| Exercise |
Report how many lines contain "Fika". The answer is a single number.
▬▬▬▬▬▬▬▬▬▬
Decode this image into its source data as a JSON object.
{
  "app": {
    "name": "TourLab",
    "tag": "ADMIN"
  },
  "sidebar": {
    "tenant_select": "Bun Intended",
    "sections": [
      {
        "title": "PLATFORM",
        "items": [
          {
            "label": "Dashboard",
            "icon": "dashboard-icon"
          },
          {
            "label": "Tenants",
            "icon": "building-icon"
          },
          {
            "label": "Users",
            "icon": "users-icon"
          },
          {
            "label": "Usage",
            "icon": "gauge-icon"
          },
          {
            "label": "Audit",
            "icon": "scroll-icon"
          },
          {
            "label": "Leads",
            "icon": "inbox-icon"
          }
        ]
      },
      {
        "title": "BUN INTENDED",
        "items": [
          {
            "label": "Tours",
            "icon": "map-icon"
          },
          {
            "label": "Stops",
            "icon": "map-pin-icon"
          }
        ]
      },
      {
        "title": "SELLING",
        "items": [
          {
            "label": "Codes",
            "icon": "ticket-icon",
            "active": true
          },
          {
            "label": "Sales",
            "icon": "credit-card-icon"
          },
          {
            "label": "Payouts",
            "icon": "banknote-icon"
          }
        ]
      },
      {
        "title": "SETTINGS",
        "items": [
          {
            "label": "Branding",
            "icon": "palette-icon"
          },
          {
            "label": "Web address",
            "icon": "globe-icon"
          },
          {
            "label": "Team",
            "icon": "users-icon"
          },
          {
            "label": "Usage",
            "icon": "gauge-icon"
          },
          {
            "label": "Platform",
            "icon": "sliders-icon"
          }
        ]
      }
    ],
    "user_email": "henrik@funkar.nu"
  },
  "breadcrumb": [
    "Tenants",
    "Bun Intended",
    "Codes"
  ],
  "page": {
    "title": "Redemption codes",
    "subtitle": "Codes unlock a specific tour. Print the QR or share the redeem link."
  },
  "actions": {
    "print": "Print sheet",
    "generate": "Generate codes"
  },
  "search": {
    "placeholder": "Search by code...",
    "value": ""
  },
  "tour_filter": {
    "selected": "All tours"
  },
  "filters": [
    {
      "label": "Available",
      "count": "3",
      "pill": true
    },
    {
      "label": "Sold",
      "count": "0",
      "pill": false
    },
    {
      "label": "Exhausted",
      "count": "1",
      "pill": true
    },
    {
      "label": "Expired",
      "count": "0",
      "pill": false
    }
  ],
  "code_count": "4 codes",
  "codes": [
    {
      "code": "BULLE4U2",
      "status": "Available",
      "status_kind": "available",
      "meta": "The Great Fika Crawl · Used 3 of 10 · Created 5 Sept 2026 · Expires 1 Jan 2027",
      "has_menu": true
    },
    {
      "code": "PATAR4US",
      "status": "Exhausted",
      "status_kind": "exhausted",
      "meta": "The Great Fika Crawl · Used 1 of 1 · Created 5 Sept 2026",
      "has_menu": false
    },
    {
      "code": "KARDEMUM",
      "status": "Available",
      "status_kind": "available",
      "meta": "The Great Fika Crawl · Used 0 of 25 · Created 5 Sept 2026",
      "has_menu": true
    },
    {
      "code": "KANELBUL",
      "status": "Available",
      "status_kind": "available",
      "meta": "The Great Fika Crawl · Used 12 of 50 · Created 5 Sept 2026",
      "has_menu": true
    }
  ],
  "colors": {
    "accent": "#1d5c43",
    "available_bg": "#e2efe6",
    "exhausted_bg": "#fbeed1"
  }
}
▬▬▬▬▬▬▬▬▬▬
| Complete response |
4